═════ SUPPLIED DATA ═════

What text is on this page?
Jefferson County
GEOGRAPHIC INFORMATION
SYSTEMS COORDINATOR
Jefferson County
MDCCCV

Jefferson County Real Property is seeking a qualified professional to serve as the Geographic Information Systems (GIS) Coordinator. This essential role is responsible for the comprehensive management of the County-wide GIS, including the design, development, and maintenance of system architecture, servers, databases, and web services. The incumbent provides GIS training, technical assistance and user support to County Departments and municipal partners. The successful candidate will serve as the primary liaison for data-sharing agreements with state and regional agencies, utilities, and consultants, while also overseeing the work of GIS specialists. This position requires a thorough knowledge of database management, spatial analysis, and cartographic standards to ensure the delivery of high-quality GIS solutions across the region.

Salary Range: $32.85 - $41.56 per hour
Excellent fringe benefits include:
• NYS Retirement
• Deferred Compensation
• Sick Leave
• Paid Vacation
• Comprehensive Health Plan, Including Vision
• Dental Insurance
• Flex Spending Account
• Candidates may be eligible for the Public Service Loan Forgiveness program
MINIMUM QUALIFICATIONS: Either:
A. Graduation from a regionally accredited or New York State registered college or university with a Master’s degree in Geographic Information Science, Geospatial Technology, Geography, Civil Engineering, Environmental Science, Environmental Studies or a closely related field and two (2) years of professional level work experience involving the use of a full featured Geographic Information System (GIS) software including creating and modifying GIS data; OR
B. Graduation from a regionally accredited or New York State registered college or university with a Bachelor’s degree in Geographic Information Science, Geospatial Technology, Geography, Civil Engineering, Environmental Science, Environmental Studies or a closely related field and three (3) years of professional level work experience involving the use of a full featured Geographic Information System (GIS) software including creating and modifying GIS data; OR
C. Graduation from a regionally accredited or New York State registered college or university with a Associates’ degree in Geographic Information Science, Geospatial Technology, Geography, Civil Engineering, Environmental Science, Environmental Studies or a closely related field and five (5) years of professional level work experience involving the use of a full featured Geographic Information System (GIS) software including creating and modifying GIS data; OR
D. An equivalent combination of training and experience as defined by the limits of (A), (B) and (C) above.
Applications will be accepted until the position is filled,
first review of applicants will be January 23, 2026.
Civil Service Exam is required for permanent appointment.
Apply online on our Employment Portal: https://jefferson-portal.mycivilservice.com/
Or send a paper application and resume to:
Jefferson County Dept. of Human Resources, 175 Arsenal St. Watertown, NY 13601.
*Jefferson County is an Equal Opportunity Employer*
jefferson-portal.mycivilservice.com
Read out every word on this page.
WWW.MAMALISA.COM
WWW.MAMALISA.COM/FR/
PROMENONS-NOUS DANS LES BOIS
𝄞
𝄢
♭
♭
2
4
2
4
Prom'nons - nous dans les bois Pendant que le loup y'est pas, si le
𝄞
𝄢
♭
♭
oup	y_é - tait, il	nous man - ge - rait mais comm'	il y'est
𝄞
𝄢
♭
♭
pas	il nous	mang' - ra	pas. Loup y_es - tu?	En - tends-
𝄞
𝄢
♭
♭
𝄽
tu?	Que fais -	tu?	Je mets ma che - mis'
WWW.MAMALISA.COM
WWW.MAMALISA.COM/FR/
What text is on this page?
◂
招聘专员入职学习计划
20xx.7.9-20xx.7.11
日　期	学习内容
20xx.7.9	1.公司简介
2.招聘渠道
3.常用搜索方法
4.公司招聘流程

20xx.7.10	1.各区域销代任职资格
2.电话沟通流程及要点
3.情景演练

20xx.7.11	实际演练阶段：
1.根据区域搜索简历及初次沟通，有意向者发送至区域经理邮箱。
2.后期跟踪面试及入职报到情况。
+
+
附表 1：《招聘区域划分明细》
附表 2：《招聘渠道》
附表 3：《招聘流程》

═════

**DO THIS:** Quote only the lines from the line containing "Read out every word on this page." through the end of the listing, please, keeping both the first and the last line.

**ANSWER:**
Read out every word on this page.
WWW.MAMALISA.COM
WWW.MAMALISA.COM/FR/
PROMENONS-NOUS DANS LES BOIS
𝄞
𝄢
♭
♭
2
4
2
4
Prom'nons - nous dans les bois Pendant que le loup y'est pas, si le
𝄞
𝄢
♭
♭
oup	y_é - tait, il	nous man - ge - rait mais comm'	il y'est
𝄞
𝄢
♭
♭
pas	il nous	mang' - ra	pas. Loup y_es - tu?	En - tends-
𝄞
𝄢
♭
♭
𝄽
tu?	Que fais -	tu?	Je mets ma che - mis'
WWW.MAMALISA.COM
WWW.MAMALISA.COM/FR/
What text is on this page?
◂
招聘专员入职学习计划
20xx.7.9-20xx.7.11
日　期	学习内容
20xx.7.9	1.公司简介
2.招聘渠道
3.常用搜索方法
4.公司招聘流程

20xx.7.10	1.各区域销代任职资格
2.电话沟通流程及要点
3.情景演练

20xx.7.11	实际演练阶段：
1.根据区域搜索简历及初次沟通，有意向者发送至区域经理邮箱。
2.后期跟踪面试及入职报到情况。
+
+
附表 1：《招聘区域划分明细》
附表 2：《招聘渠道》
附表 3：《招聘流程》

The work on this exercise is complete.